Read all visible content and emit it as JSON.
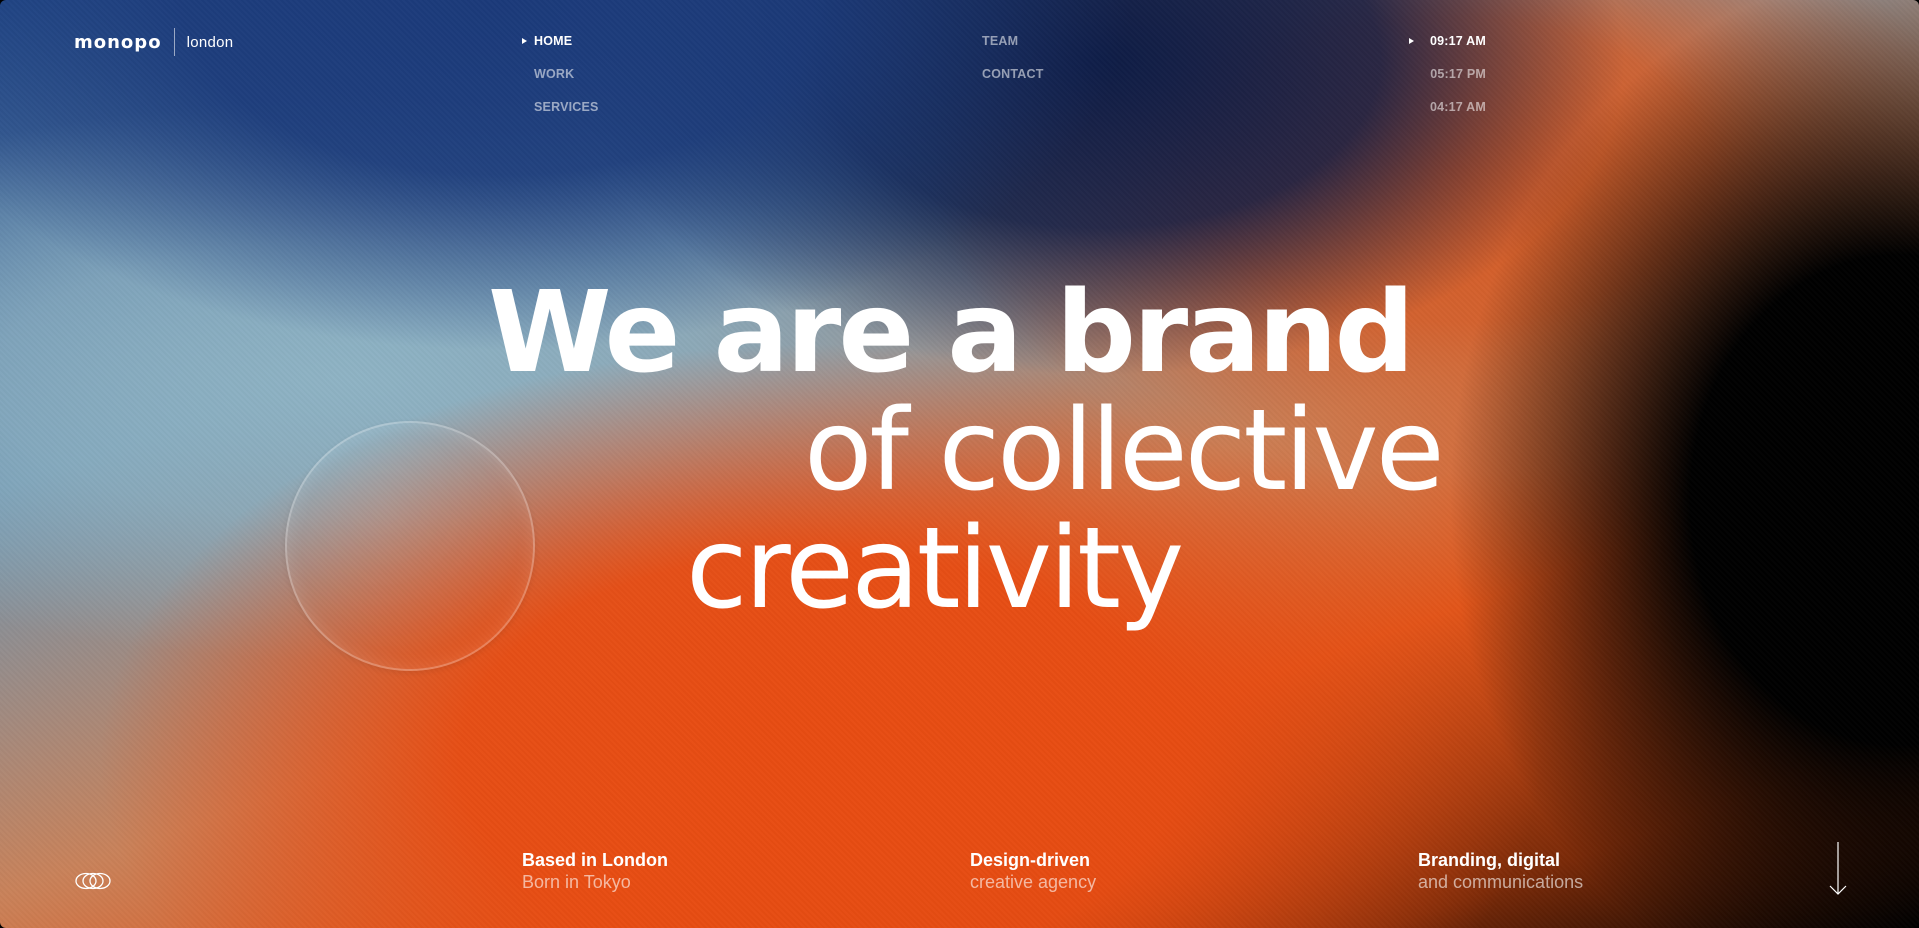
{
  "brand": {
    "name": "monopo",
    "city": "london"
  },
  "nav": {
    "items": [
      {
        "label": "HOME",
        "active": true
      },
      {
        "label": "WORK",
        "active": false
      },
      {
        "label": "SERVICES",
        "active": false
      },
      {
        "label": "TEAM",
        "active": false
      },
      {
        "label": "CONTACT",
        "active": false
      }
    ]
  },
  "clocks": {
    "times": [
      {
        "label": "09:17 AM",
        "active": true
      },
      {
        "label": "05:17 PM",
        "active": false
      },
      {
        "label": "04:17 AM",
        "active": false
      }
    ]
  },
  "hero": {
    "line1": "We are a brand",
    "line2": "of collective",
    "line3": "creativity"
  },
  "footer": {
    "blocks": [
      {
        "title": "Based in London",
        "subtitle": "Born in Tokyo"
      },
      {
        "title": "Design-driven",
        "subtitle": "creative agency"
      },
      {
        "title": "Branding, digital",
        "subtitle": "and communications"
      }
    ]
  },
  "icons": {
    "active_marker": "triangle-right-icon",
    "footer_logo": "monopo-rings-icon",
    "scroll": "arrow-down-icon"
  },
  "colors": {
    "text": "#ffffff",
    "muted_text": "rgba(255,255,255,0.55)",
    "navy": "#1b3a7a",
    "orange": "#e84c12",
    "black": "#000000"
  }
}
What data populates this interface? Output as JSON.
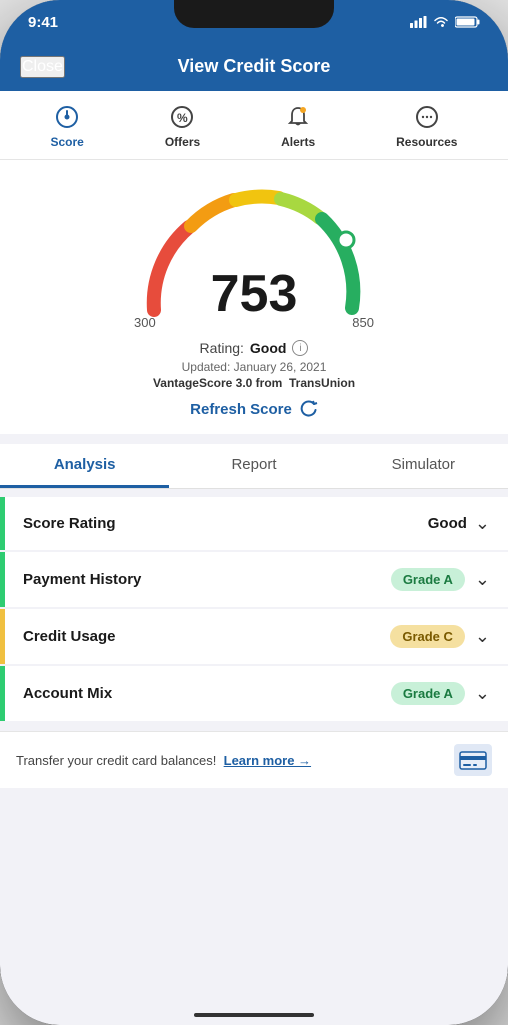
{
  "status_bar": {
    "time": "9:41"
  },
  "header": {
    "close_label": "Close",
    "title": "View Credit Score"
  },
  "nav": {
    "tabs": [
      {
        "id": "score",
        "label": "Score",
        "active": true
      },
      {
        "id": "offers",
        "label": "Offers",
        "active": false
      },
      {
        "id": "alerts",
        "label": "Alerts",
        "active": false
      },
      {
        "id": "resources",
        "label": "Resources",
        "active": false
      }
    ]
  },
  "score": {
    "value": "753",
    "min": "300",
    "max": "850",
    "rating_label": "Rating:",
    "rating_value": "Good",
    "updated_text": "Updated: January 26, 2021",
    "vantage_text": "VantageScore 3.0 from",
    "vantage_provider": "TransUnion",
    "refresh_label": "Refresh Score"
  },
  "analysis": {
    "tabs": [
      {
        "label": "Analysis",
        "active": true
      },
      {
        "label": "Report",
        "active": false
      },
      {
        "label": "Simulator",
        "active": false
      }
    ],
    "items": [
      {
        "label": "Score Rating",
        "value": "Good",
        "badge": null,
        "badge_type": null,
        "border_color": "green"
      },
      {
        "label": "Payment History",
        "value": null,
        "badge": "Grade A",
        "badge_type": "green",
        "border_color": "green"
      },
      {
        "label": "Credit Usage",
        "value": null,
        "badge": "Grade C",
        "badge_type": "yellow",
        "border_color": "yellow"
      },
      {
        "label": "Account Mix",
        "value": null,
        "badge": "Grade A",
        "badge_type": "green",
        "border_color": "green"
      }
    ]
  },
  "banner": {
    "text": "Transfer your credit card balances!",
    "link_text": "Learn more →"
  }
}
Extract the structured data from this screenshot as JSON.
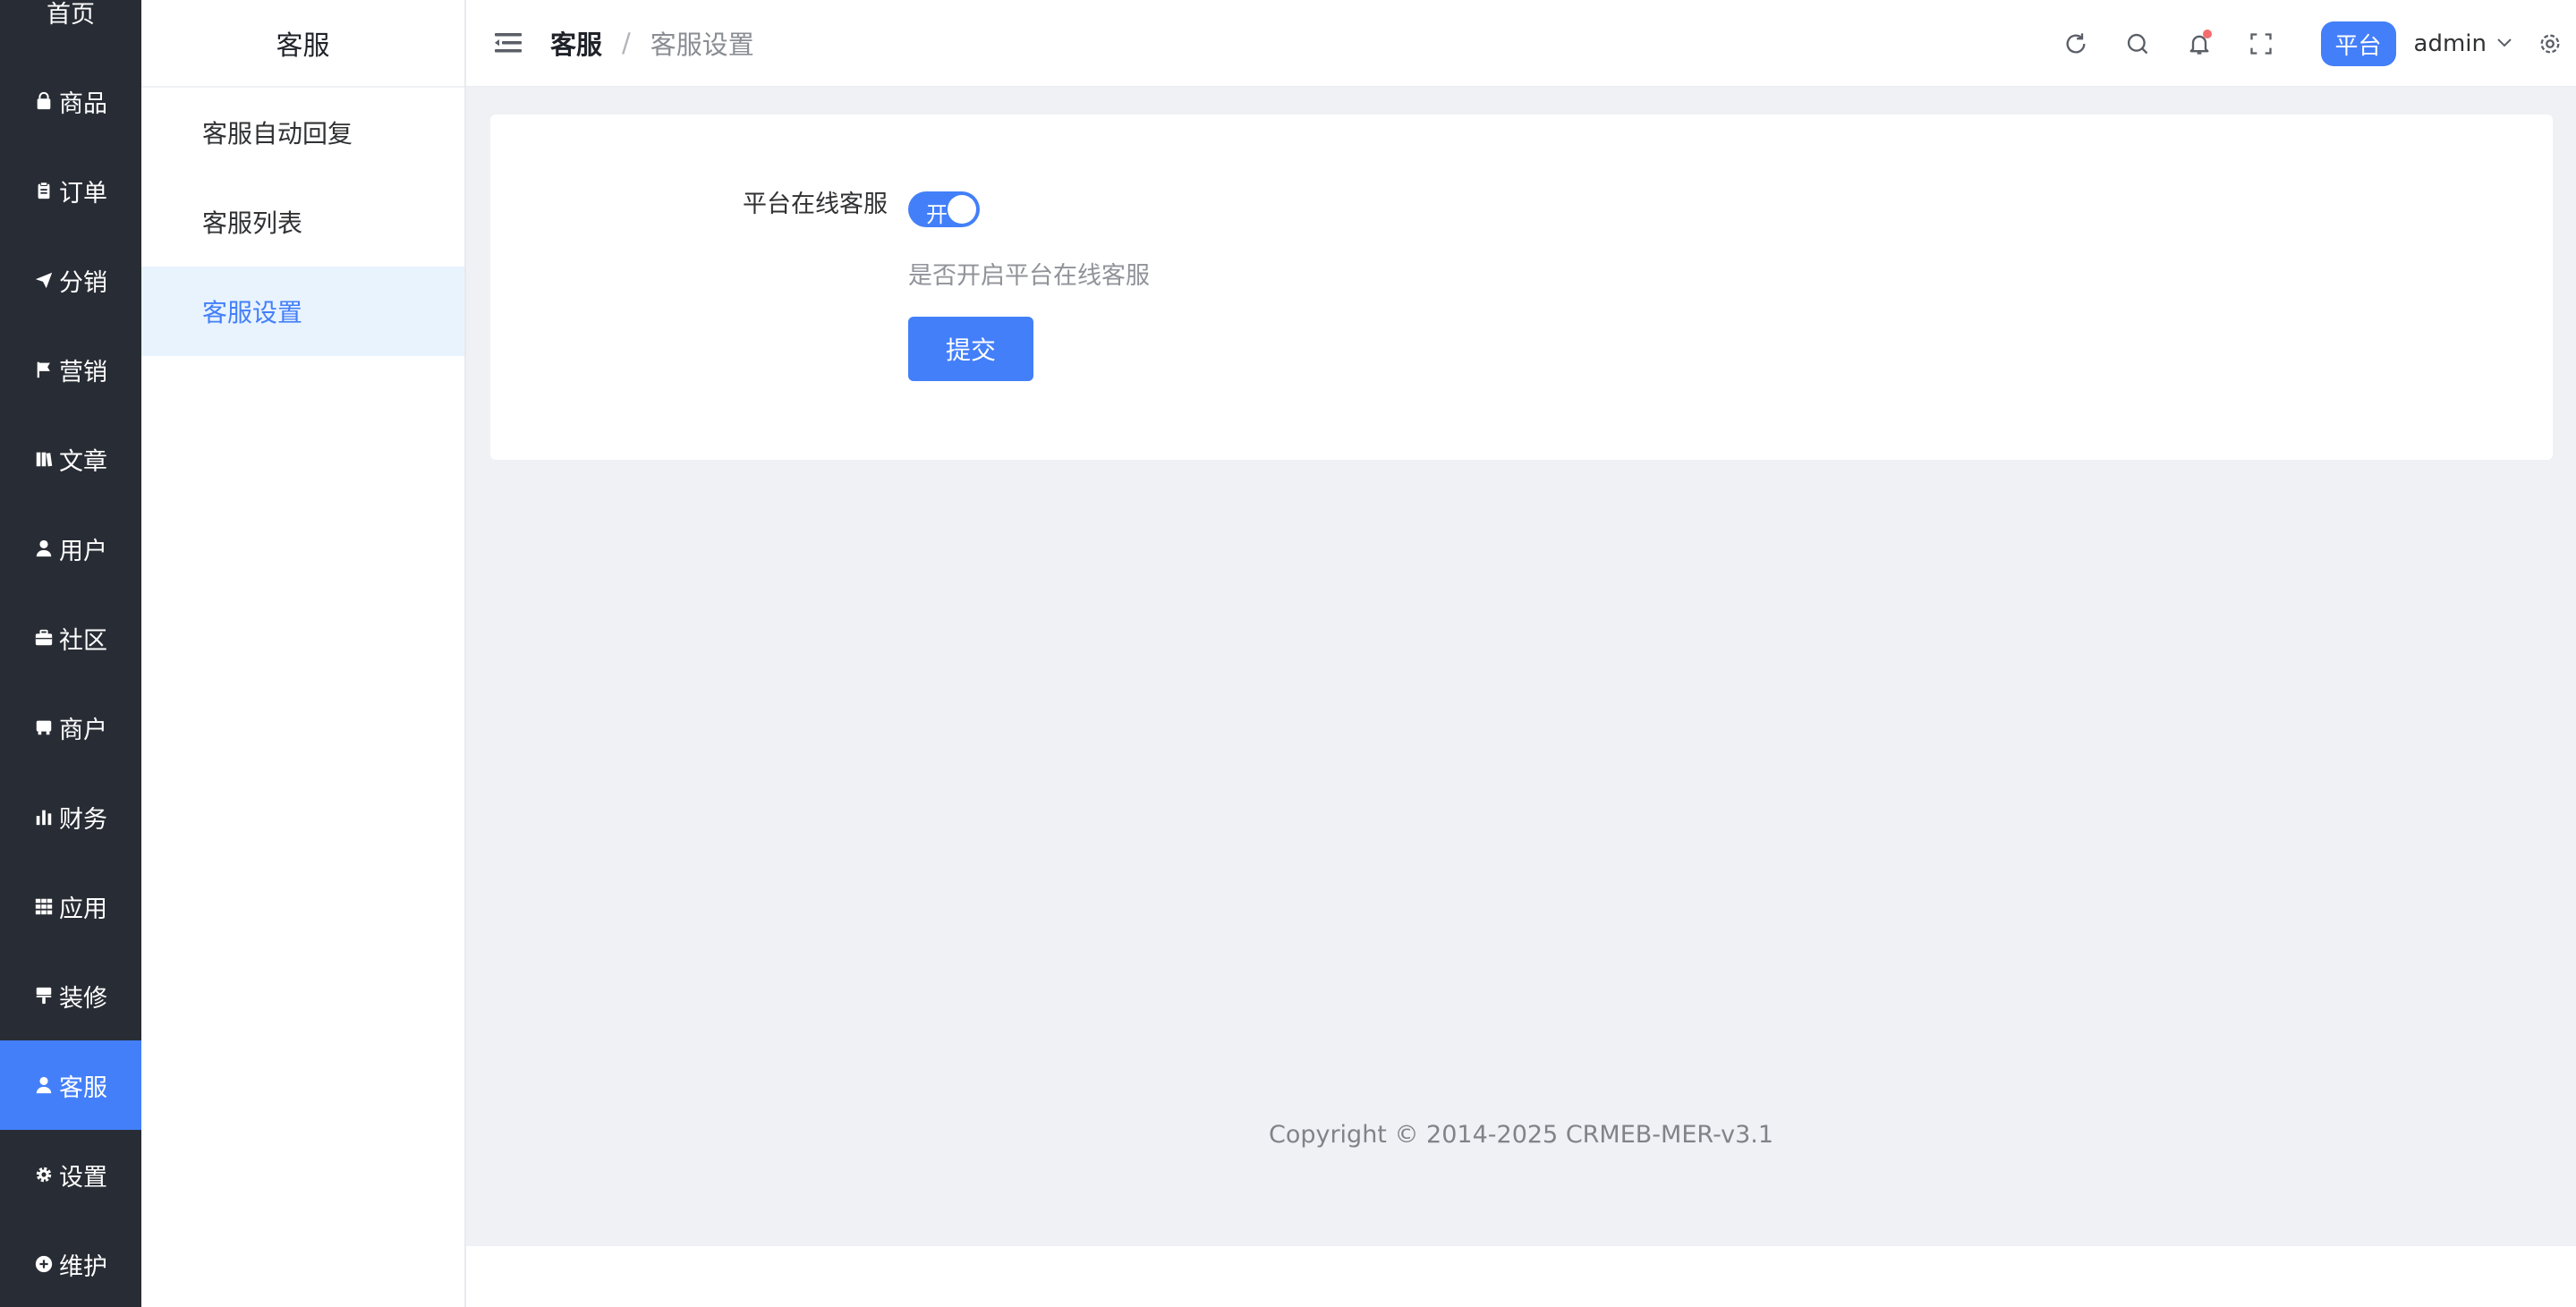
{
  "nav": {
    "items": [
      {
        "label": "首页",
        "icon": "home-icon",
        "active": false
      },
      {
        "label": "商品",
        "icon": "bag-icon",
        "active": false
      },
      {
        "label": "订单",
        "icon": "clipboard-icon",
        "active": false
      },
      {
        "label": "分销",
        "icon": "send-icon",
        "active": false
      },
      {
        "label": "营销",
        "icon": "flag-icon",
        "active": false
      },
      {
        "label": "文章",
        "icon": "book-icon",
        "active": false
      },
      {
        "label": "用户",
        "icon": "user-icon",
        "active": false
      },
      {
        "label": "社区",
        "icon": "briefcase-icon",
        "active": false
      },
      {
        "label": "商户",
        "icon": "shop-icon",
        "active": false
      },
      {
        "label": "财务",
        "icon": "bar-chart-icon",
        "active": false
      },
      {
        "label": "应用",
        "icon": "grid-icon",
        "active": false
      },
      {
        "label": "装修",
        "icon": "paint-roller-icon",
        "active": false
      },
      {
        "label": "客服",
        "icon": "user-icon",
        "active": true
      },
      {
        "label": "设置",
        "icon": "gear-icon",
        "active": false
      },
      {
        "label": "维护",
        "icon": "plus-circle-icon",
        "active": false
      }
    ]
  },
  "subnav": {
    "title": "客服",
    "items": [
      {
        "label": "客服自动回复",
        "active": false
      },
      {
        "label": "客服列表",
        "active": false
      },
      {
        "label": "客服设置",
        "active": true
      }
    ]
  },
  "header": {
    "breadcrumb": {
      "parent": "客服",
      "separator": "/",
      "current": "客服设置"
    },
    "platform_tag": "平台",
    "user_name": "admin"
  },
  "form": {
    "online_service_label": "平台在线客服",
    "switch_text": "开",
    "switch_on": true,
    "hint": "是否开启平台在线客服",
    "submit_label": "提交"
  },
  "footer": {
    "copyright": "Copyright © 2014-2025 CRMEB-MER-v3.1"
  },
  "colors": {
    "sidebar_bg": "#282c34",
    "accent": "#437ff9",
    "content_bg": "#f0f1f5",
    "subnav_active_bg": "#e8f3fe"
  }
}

:::

> _Aim_
Search the entries for "data" and copy out each line that has it.

> _Full answer_
What data populates this interface? Output as JSON.
Extract the structured data from this screenshot as JSON.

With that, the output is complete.